● DATA TO USE
——————————

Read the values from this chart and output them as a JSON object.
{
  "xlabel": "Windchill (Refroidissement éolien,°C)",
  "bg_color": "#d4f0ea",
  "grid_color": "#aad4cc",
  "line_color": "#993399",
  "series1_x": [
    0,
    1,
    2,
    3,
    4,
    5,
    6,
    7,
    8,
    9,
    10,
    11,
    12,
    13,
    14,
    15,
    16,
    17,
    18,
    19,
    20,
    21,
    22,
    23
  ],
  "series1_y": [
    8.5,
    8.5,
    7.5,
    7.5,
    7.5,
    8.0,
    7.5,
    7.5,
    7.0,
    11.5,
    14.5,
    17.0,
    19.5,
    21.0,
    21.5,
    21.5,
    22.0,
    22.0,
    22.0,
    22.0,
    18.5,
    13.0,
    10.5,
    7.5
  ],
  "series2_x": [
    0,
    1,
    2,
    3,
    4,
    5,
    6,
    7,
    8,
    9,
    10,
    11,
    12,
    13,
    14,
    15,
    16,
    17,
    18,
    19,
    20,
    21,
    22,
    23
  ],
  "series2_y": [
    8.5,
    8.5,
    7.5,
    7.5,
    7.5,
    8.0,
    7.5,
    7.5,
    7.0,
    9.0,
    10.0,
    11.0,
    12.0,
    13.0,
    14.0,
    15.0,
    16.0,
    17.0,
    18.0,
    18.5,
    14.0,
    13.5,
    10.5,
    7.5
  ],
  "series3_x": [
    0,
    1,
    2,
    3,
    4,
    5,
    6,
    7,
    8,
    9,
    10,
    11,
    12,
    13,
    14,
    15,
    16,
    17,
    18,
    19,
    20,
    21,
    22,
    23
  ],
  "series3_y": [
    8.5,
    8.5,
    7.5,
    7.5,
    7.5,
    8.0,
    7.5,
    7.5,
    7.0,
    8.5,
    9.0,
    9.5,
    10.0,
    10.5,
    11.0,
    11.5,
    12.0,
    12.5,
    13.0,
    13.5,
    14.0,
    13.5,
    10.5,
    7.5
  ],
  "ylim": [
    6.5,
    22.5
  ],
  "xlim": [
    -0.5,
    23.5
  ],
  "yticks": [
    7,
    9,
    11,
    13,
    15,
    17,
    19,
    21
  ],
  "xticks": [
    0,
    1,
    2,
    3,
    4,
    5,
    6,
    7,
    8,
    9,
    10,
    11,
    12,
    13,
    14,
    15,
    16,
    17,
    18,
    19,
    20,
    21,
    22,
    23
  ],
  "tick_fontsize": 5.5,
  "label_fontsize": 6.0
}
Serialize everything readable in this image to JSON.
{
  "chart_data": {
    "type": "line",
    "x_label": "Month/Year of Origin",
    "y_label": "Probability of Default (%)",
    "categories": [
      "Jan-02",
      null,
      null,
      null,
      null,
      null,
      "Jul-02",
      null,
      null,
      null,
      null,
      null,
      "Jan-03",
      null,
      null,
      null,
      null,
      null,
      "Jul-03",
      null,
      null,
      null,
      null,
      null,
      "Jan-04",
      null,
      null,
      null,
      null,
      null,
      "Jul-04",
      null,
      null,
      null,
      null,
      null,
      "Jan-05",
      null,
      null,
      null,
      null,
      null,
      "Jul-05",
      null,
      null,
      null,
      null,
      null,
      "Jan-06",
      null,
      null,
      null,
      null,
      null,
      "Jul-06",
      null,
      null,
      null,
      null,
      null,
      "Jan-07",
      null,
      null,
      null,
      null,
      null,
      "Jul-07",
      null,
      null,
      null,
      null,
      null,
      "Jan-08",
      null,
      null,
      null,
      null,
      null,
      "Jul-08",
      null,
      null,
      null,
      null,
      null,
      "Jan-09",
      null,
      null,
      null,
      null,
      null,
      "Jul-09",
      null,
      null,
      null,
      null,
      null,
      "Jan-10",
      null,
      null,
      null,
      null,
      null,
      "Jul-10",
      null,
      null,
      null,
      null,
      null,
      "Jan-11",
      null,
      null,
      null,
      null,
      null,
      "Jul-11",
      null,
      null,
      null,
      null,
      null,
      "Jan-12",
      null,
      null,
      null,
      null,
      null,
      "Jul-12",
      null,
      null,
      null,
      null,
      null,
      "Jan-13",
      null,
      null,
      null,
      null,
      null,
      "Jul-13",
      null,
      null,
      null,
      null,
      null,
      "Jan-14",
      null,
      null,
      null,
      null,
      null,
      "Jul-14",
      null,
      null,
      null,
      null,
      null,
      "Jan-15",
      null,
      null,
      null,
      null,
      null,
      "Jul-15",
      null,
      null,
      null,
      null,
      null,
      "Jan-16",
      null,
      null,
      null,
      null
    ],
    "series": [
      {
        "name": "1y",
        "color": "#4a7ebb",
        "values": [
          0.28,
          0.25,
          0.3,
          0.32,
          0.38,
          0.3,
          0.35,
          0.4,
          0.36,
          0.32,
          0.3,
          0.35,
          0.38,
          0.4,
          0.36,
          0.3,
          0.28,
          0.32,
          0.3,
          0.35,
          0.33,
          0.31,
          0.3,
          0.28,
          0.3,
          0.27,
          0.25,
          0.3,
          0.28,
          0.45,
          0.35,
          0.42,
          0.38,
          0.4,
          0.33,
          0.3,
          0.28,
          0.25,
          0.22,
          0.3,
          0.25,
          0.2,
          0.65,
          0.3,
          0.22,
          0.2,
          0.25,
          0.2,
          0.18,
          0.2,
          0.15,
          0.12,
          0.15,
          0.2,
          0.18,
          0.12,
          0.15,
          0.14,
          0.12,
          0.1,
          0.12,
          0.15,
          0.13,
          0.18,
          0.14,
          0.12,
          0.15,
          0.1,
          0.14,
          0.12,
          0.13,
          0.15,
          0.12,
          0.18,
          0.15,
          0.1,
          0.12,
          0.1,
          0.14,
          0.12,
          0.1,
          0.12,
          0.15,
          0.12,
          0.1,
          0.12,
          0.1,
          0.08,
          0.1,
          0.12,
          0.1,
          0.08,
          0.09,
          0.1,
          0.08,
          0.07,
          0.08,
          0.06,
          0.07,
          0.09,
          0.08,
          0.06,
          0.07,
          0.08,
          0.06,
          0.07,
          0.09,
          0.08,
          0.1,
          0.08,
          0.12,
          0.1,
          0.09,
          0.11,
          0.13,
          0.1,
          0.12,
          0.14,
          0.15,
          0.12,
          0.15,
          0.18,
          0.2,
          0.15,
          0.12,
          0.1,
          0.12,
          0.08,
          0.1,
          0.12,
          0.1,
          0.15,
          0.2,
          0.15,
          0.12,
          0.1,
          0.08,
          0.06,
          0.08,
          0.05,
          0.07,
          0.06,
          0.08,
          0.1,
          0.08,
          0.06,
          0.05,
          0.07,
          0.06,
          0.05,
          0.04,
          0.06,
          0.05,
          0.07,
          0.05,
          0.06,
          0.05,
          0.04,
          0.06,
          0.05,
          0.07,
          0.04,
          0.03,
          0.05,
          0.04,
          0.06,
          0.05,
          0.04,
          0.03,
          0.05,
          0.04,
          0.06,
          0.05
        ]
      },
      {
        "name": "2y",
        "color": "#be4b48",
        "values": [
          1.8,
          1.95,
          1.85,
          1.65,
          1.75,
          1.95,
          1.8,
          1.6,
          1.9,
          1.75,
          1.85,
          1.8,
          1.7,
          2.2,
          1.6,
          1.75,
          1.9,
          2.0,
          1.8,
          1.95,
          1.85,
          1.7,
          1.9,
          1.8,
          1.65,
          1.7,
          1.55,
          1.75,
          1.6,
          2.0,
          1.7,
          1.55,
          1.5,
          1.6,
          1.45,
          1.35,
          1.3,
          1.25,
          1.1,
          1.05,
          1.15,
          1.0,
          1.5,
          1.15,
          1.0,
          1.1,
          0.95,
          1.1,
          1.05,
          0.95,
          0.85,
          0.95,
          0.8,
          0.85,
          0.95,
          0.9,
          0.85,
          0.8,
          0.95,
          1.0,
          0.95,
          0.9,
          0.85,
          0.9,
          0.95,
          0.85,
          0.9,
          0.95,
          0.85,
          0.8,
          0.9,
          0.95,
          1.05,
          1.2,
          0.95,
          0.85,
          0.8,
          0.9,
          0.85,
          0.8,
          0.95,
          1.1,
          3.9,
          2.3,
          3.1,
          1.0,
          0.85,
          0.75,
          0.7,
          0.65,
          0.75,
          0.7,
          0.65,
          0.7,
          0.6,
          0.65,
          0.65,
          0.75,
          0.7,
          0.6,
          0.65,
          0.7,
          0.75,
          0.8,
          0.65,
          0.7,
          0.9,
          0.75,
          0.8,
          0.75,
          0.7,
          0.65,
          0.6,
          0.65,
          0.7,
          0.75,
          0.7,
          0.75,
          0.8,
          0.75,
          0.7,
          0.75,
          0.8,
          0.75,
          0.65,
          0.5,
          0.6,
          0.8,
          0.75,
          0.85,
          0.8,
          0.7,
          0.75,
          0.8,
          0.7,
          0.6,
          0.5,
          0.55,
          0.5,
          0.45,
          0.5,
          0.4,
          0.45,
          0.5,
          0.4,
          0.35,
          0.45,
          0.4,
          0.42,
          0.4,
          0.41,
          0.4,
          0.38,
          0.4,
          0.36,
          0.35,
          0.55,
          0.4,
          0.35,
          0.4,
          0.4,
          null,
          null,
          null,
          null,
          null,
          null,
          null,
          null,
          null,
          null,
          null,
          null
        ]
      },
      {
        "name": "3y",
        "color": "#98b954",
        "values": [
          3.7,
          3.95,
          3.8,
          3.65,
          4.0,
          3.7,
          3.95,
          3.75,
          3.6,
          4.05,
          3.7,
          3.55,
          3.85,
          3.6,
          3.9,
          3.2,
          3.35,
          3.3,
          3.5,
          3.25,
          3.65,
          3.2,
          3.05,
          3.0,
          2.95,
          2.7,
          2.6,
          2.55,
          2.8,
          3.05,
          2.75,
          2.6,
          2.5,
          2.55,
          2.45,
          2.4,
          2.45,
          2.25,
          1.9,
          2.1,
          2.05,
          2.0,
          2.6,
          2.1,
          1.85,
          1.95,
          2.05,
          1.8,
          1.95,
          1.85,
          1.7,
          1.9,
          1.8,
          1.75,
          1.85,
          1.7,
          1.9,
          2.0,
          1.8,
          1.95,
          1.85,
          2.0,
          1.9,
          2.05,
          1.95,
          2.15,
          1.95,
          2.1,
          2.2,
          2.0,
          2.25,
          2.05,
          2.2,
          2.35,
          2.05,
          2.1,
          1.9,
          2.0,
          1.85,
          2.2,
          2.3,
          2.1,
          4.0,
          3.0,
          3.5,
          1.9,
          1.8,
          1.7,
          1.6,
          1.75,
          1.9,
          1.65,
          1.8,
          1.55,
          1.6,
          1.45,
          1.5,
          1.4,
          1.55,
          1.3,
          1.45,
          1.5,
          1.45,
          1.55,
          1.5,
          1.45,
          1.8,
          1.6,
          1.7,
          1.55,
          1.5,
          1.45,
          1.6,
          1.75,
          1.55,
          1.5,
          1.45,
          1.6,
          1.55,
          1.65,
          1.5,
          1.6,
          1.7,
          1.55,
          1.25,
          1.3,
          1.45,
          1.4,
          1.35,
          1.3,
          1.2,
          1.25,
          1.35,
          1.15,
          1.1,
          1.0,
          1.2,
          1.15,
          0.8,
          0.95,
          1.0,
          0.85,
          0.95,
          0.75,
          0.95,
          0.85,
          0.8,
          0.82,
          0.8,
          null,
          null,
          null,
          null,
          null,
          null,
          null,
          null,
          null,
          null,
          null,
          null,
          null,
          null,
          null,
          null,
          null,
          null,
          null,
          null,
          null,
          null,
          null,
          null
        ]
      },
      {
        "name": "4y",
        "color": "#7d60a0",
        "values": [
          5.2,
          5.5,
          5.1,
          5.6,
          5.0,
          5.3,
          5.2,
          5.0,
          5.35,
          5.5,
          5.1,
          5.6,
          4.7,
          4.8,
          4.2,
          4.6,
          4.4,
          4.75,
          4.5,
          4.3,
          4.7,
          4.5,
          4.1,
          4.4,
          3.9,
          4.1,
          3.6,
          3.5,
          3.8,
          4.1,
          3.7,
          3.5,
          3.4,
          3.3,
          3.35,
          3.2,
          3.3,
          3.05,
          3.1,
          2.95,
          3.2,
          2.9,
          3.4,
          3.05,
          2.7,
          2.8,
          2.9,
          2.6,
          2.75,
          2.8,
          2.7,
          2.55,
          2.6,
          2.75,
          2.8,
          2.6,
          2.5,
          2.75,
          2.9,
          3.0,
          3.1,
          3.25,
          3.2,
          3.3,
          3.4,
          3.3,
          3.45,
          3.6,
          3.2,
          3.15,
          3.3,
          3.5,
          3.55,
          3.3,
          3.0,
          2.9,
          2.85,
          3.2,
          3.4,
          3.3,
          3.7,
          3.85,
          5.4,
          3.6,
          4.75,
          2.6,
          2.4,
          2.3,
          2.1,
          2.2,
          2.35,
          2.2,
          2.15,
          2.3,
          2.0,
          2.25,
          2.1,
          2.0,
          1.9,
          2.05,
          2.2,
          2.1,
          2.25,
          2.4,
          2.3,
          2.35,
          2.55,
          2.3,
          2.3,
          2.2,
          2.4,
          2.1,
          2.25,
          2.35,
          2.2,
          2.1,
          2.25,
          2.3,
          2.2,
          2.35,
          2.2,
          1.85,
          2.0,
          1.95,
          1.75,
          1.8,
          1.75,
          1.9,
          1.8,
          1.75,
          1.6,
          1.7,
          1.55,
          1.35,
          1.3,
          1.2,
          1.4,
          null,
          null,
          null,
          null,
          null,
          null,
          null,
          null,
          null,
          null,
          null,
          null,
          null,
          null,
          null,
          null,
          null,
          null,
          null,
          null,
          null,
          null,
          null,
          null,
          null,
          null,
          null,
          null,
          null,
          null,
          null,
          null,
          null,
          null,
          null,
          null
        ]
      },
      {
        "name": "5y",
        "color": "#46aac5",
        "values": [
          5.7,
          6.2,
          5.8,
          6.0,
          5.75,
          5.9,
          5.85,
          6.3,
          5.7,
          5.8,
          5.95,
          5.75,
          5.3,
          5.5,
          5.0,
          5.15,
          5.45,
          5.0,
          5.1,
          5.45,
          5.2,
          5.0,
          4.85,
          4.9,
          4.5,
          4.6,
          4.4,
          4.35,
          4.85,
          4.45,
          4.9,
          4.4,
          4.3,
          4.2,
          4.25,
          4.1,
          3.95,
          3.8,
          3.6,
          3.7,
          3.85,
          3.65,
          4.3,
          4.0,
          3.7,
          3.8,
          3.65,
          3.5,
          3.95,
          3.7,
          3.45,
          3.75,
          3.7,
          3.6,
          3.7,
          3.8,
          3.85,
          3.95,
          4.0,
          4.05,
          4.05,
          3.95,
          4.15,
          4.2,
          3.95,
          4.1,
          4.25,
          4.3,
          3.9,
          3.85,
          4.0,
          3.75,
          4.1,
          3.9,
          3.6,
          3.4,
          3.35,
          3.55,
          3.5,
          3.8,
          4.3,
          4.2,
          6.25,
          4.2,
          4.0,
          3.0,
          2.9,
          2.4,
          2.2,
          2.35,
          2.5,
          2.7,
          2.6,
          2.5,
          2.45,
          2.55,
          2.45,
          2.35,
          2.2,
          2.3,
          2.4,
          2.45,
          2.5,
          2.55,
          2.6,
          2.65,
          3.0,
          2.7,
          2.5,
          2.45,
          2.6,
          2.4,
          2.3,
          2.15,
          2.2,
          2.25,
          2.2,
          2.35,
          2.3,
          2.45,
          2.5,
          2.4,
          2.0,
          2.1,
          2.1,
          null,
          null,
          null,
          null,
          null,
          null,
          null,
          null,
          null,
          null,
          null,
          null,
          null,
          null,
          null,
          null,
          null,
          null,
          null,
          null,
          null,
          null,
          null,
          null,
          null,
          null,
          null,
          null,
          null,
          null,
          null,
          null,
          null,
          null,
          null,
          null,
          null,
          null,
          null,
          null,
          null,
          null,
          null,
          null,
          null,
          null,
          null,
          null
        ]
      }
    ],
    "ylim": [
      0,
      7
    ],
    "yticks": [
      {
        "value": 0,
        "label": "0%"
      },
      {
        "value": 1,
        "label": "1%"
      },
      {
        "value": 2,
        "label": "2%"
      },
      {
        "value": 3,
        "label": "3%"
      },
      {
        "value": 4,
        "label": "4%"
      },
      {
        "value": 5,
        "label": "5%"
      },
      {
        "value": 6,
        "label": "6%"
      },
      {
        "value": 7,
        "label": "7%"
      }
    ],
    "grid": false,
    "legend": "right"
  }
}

——————————

What is the number of lines above that contain "JSON"? Answer with that number only.

2